SOURCE PASSAGE
Table of contents
We can achieve this task by using parallelization techniques provided in Julia
. For this blog, we will consider pmap
. In the following code, we create 10 large matrices and then perform a singular value decomposition on each. We will show that parallelizing this computation can attain significant speedup simply.
Julia Code. The code for the Julia
file is given below. Please save it in a text file and name it pmap_julia.jl
.
using ClusterManagers,Distributed, BenchmarkTools
# Add in the cores allocated by the scheduler as workers
addprocs(SlurmManager(parse(Int,ENV["SLURM_NTASKS"])-1))
print("Added workers: ")
println(nworkers())
using LinearAlgebra # Load the package centrally
@everywhere using LinearAlgebra # load it on each process
# DATA GENERATION: The following code will be run only on one core
# ----------------------------------------------------------------
# create the array of random initial points
X_array=[rand(100,100) for i in 1:10]
# benchmark serial implementation
b1 = @benchmark map(svd, X_array)

INFORMATION SUPPLIED
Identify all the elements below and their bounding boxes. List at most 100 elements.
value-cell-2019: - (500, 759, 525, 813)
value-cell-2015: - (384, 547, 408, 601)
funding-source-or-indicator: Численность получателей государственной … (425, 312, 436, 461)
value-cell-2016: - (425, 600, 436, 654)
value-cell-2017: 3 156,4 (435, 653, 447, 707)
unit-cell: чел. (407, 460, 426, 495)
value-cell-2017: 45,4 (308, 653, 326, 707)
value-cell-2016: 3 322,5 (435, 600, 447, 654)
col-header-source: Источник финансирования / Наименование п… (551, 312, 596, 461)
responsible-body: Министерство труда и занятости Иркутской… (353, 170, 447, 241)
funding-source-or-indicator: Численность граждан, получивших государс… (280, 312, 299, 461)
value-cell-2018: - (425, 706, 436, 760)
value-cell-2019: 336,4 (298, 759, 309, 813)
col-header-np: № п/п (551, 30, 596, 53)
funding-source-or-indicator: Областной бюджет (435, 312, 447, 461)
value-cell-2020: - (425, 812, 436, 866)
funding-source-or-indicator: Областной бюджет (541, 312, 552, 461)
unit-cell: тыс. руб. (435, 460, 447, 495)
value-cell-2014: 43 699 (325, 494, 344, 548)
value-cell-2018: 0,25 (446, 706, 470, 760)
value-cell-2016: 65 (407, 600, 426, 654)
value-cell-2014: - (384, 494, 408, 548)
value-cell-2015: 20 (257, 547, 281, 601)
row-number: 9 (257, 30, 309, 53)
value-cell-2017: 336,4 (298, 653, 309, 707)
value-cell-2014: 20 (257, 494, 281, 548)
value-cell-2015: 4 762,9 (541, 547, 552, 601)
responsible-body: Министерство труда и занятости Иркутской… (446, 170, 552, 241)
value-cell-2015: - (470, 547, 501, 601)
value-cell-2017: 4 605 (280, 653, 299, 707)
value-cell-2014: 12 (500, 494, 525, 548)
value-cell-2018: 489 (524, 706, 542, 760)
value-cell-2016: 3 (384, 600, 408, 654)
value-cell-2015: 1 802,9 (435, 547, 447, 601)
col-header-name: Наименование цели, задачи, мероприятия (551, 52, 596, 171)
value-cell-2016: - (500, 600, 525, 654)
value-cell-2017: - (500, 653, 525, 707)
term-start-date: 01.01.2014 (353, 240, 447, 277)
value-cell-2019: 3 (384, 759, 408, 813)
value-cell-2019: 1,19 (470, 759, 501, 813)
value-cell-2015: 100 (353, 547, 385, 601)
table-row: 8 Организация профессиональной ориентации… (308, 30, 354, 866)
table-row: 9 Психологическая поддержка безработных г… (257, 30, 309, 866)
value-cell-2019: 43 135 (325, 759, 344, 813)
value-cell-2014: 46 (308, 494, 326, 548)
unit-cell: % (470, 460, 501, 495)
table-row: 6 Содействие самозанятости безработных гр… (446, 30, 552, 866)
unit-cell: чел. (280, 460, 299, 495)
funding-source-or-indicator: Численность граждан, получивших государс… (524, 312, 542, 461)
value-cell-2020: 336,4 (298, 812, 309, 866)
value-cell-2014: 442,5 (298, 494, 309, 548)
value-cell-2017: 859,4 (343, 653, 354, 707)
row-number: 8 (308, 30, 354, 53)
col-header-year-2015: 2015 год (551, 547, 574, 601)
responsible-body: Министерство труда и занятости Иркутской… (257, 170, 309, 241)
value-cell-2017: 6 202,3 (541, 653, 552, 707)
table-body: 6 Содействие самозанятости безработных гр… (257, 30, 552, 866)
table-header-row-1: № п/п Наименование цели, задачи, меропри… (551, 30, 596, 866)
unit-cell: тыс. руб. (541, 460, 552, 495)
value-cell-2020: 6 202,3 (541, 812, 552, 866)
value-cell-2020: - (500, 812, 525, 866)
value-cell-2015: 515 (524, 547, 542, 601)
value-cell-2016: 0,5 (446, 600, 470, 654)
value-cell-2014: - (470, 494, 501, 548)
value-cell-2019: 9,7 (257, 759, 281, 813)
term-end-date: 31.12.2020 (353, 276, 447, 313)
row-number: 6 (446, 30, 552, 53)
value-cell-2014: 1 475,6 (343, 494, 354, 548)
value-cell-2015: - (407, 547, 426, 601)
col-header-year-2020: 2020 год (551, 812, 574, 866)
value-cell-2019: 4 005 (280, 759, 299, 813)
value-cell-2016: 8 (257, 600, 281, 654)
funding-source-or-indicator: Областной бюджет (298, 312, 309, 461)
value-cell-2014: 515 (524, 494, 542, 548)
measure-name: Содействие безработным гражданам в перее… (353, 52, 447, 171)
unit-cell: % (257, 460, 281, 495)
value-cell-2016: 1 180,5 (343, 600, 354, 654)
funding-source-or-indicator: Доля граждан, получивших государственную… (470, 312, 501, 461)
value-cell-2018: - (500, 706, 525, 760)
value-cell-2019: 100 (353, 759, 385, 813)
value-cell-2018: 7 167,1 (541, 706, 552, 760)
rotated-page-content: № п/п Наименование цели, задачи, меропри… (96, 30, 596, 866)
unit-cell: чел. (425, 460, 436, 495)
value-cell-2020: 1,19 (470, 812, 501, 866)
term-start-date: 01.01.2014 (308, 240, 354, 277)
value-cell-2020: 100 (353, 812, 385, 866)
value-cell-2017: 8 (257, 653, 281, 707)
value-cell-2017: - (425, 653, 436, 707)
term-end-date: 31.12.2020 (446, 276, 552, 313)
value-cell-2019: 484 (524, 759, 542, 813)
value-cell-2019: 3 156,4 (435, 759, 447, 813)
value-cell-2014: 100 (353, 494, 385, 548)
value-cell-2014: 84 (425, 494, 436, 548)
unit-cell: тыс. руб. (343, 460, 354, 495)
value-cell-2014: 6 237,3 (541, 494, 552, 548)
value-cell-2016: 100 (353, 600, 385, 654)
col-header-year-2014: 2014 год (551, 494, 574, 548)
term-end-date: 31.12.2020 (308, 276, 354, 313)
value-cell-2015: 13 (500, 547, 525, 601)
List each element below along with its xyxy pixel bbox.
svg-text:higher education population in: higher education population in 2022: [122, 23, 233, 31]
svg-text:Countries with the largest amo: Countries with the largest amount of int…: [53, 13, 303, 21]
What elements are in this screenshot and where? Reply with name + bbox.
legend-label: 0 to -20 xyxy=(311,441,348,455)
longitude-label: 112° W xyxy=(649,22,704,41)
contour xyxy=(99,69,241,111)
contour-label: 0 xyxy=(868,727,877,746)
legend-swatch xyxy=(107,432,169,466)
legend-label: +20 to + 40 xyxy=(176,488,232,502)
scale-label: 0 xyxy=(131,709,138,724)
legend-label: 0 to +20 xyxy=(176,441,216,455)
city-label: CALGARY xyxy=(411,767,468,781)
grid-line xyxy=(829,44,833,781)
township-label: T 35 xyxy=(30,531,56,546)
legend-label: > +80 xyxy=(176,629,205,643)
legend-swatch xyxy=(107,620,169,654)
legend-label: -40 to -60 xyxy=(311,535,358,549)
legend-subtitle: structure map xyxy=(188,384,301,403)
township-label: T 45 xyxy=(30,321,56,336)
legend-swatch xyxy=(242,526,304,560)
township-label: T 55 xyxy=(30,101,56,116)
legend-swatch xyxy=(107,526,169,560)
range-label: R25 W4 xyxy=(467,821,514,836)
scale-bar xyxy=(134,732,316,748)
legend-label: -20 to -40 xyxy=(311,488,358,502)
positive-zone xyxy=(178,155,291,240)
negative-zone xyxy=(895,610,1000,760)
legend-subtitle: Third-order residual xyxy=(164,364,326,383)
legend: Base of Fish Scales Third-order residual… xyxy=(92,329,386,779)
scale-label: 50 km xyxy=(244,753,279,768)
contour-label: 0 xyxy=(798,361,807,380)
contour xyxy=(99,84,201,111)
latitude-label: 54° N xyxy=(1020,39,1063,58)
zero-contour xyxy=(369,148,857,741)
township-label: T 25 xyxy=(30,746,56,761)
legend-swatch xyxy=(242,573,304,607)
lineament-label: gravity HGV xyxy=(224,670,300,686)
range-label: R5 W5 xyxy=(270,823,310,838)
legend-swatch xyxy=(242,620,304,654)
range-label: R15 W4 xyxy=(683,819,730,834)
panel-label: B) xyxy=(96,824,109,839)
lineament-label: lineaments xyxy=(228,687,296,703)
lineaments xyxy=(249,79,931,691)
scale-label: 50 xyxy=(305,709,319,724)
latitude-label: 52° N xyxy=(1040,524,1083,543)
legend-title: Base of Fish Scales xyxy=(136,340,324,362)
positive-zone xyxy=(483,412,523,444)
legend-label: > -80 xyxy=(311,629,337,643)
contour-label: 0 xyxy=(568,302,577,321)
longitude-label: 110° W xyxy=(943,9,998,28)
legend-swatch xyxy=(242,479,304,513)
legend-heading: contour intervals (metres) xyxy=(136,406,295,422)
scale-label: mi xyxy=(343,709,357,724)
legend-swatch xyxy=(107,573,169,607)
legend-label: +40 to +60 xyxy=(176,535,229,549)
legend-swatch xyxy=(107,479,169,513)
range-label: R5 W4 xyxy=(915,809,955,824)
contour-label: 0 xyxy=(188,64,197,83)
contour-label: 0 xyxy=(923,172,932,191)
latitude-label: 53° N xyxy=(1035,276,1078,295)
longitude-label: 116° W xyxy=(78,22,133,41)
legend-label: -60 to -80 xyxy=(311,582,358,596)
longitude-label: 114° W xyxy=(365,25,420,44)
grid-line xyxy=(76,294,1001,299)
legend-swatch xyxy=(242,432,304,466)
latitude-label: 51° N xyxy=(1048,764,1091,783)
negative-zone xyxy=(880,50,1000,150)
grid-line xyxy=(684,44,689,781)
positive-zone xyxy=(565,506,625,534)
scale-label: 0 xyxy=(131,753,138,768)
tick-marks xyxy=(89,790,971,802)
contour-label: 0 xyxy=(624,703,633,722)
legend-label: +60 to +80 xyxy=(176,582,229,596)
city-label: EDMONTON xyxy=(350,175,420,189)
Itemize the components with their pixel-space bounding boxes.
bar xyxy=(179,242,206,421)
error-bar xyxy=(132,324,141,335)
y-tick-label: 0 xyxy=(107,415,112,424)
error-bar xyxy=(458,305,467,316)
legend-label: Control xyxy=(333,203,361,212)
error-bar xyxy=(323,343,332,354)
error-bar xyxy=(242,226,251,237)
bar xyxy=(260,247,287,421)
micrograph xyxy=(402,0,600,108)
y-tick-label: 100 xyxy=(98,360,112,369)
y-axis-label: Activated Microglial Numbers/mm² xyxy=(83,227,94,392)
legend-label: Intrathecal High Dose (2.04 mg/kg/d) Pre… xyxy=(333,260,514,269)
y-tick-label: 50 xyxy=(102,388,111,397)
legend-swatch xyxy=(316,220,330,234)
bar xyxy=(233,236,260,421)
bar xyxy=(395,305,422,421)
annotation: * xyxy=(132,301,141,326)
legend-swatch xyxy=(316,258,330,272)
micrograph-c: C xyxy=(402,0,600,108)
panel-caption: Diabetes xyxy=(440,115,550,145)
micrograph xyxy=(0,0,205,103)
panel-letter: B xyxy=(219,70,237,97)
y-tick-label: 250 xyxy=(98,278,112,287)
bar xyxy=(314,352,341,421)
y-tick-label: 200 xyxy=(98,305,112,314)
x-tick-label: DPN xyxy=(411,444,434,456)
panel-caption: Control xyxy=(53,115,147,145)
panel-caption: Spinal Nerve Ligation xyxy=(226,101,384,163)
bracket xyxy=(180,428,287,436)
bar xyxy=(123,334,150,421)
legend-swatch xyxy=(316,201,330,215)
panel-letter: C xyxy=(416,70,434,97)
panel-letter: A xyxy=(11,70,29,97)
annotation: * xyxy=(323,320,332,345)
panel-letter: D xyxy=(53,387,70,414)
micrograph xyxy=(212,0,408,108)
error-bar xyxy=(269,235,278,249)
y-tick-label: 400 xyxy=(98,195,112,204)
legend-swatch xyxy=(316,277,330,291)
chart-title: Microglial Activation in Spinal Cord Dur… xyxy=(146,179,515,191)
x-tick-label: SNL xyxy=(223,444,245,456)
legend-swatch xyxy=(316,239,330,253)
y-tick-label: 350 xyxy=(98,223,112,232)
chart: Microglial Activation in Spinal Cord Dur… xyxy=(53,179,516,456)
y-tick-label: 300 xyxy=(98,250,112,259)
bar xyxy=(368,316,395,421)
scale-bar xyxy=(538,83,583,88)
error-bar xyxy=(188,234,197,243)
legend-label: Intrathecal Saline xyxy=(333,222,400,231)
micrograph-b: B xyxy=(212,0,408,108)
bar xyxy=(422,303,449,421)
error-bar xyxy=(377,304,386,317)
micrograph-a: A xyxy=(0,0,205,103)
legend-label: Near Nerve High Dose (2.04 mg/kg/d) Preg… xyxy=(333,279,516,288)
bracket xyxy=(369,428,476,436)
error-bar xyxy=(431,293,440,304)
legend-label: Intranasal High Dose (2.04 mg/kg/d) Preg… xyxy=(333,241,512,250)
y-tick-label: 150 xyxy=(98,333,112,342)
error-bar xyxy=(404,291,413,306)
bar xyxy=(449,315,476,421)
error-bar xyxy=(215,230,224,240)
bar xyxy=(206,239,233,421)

YOUR INSTRUCTIONS
Continue the Julia pmap tutorial from its last line of code onward.

RESPONSE TO THE TASK
println("benchmark for serial code")
println("*************************")
io = IOBuffer()
show(io, "text/plain", b1)
s = String(take!(io))
println(s)
# benchmark parallel implementation
b2 = @benchmark pmap(svd, X_array)
println("benchmark for parallel code")
println("***************************")
io = IOBuffer()
show(io, "text/plain", b2)
s = String(take!(io))
println(s)
Note that in the first line, we have loaded the packages that we use. If they are not installed, you can install them by running the following commands from bash
.
srun --pty -p sched_mit_sloan_interactive julia
This will start a Julia REPL
in bash
. Run the following commands:
] add ClusterManagers,Distributed, BenchmarkTools
Now we are going to create a shell script that will be used to submit the job. The code for the shell script is below. Please save it in a text file, and name it run_pmap_julia.sh
. In the code, SBATCH -o pmap_julia.log-%j
indicates the name of the file where the output is written, and SBATCH -n 14
indicates the number of cores or cpus allocated to the job.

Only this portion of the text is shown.